WHAT TO DO ▸
Copy, with no changes, the lines from the one containing "Annotate this image: element" through the one containing "colorbar-swatch — [498, 2179, 596, 2215]", including both of those lines.

Records from a data collection
(begin)
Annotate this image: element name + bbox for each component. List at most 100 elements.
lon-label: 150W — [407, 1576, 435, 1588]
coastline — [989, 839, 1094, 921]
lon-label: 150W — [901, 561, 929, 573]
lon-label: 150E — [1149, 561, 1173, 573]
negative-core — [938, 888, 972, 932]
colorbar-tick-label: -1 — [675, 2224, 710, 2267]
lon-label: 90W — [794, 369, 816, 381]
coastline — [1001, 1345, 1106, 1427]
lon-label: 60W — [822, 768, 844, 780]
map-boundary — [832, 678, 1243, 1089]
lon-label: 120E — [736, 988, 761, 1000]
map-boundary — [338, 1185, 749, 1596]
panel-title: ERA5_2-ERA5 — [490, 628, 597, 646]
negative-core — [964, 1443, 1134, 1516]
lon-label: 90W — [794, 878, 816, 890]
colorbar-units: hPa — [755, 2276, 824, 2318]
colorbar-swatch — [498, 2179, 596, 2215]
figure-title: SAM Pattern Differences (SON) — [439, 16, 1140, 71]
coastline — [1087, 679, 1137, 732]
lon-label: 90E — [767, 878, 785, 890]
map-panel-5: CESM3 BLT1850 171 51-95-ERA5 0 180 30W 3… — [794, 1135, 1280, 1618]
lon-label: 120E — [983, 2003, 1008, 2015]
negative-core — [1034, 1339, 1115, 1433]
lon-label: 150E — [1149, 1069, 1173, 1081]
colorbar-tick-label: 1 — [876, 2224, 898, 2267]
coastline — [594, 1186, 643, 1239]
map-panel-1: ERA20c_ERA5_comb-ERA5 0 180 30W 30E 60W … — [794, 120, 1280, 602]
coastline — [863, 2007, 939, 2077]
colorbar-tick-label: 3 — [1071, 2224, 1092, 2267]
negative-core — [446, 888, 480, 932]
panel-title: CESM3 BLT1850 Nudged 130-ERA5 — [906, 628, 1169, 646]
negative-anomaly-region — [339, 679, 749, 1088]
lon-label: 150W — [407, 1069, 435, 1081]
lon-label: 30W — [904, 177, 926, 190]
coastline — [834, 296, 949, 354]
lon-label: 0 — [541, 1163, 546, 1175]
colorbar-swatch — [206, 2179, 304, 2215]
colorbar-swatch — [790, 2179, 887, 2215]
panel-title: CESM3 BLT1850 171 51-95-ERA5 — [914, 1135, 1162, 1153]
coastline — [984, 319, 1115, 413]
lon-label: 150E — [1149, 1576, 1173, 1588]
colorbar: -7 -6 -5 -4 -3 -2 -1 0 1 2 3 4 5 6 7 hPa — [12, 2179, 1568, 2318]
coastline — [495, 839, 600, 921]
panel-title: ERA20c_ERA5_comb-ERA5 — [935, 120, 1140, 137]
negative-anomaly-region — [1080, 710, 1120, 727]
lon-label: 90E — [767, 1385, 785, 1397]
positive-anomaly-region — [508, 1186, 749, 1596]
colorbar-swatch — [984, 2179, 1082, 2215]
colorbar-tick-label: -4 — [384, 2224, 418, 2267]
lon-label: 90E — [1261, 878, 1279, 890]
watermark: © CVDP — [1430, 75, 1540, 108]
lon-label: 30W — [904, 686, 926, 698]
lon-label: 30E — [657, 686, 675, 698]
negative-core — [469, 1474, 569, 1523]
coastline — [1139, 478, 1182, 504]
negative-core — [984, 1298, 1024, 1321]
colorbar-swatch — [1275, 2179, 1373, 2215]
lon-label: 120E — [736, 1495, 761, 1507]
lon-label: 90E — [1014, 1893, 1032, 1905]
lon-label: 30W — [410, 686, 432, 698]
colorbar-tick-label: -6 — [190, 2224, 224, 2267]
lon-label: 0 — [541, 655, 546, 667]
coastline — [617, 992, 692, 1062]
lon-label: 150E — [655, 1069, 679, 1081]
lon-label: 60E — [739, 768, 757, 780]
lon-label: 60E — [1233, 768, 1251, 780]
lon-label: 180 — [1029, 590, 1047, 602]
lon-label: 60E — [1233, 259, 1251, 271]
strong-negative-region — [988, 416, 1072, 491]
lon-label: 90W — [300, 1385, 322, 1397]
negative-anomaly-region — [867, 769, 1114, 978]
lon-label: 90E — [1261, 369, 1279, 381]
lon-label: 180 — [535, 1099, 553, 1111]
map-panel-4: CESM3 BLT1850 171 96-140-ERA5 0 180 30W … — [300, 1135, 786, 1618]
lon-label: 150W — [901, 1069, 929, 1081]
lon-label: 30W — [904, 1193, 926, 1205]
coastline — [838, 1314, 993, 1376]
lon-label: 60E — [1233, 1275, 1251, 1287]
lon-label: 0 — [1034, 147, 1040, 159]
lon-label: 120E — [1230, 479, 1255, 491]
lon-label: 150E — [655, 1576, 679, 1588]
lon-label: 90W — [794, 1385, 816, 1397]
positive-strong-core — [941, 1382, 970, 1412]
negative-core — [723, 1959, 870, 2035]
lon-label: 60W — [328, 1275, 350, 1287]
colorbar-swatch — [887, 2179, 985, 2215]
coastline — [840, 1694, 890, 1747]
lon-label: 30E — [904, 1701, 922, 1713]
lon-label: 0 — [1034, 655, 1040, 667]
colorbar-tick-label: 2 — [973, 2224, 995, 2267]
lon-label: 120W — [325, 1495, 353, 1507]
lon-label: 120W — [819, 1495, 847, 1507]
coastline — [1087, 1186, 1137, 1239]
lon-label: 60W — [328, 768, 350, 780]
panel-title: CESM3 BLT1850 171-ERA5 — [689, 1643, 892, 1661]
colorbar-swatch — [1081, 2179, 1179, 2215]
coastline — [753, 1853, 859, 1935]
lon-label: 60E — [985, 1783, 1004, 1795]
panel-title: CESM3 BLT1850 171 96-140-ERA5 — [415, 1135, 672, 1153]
(end)
(begin)
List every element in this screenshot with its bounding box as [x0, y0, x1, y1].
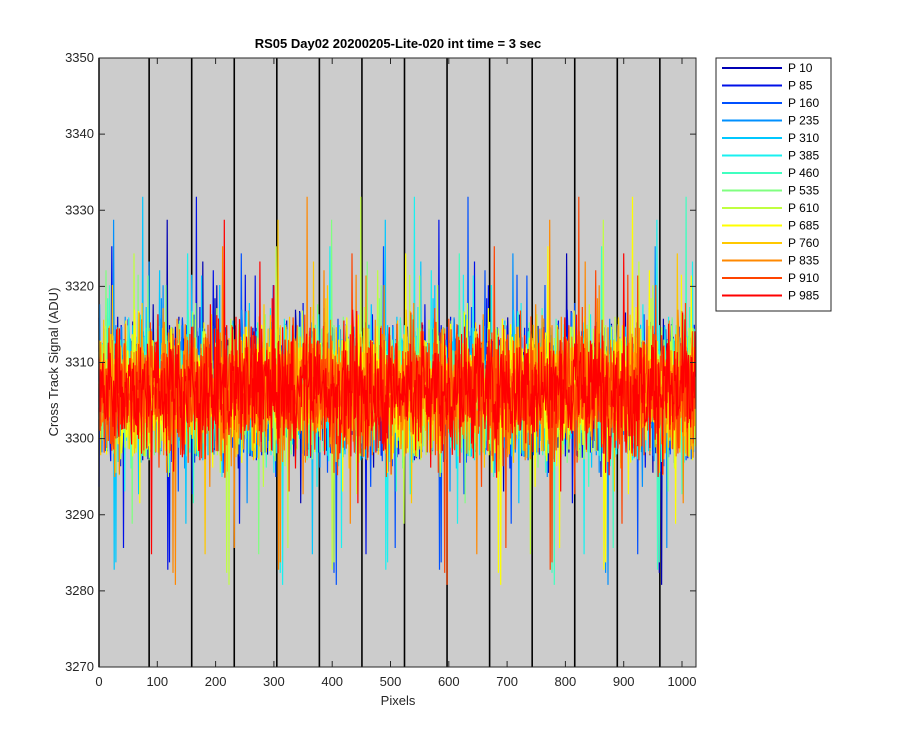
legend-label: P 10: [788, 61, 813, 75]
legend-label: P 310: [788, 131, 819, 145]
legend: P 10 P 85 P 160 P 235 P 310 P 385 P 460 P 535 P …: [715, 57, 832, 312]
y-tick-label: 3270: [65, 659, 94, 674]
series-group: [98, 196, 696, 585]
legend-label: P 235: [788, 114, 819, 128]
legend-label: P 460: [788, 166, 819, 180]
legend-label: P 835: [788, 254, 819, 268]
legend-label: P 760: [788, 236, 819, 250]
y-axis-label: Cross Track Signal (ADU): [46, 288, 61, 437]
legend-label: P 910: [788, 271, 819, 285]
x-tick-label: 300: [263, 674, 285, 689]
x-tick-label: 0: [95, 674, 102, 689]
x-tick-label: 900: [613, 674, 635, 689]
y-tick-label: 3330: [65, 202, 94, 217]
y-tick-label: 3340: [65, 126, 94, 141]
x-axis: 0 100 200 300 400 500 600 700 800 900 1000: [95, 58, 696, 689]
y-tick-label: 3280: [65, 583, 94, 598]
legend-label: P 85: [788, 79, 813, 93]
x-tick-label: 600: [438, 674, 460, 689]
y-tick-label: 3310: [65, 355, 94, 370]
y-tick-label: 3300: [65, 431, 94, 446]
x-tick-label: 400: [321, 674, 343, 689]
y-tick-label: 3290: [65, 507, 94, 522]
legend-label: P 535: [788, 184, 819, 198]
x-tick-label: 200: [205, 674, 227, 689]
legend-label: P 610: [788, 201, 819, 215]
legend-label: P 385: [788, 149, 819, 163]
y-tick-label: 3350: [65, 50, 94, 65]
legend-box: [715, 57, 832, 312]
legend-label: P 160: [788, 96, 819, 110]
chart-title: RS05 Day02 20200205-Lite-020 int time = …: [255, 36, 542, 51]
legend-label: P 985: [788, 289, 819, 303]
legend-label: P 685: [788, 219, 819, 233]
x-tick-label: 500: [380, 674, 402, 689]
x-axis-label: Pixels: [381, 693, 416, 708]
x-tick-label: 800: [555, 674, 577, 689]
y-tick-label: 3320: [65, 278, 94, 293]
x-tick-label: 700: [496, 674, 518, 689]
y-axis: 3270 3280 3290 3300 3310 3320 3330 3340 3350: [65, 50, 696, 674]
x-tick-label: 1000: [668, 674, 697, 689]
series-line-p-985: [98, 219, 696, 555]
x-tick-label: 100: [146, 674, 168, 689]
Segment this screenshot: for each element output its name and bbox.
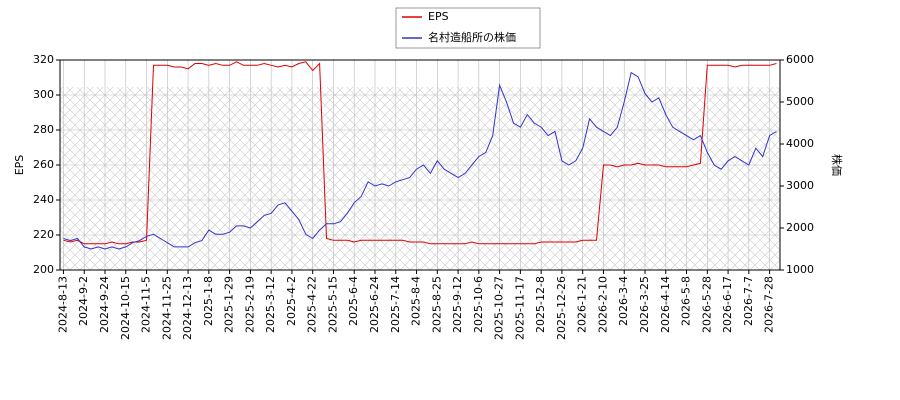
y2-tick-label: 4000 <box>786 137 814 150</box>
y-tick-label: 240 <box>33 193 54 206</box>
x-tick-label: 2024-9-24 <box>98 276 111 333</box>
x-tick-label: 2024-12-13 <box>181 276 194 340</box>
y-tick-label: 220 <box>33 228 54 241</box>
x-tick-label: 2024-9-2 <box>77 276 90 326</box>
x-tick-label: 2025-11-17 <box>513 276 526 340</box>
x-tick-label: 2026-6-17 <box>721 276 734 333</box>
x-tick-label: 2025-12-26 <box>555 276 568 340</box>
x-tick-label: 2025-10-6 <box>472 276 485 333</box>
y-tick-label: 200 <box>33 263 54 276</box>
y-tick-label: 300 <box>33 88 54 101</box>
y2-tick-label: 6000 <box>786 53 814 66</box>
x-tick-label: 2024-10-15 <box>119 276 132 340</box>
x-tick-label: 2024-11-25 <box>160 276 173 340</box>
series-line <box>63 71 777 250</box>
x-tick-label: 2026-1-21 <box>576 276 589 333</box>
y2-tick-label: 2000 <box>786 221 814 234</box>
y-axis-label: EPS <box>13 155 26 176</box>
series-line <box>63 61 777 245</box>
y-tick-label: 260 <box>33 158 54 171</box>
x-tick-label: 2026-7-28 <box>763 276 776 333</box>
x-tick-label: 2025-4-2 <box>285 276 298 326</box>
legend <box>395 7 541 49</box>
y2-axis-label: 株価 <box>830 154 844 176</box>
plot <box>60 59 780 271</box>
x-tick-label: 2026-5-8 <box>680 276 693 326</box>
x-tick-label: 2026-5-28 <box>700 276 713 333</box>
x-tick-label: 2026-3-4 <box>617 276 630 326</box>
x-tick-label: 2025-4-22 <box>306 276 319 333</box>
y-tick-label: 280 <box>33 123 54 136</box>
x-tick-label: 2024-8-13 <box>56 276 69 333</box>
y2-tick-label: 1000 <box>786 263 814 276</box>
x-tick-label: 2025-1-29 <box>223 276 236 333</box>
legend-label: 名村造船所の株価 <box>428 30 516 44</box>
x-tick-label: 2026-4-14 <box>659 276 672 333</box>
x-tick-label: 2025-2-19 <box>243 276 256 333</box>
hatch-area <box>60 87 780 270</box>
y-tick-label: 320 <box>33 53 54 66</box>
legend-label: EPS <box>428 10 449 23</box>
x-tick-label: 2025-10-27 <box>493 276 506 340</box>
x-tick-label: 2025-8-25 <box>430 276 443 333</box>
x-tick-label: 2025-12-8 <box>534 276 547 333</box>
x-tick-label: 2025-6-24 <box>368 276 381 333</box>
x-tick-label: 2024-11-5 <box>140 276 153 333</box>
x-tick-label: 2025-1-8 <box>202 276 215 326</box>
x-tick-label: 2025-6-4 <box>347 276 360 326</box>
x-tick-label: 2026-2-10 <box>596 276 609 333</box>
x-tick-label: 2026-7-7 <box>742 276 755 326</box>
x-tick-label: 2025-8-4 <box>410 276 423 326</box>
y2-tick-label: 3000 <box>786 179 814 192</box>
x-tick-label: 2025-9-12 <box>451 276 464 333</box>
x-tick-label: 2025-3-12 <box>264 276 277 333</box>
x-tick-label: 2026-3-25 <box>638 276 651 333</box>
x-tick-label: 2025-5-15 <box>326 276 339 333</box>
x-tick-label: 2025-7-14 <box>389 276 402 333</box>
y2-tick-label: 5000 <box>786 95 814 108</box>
(end)
WRITTEN SOLUTION ▸
Annotate this image: element name + bbox for each component. List at most 100 elements.
lon-label: 150W — [407, 1576, 435, 1588]
coastline — [989, 839, 1094, 921]
lon-label: 150W — [901, 561, 929, 573]
lon-label: 150E — [1149, 561, 1173, 573]
negative-core — [938, 888, 972, 932]
colorbar-tick-label: -1 — [675, 2224, 710, 2267]
lon-label: 90W — [794, 369, 816, 381]
coastline — [1001, 1345, 1106, 1427]
lon-label: 60W — [822, 768, 844, 780]
map-boundary — [832, 678, 1243, 1089]
lon-label: 120E — [736, 988, 761, 1000]
map-boundary — [338, 1185, 749, 1596]
panel-title: ERA5_2-ERA5 — [490, 628, 597, 646]
negative-core — [964, 1443, 1134, 1516]
lon-label: 90W — [794, 878, 816, 890]
colorbar-units: hPa — [755, 2276, 824, 2318]
colorbar-swatch — [498, 2179, 596, 2215]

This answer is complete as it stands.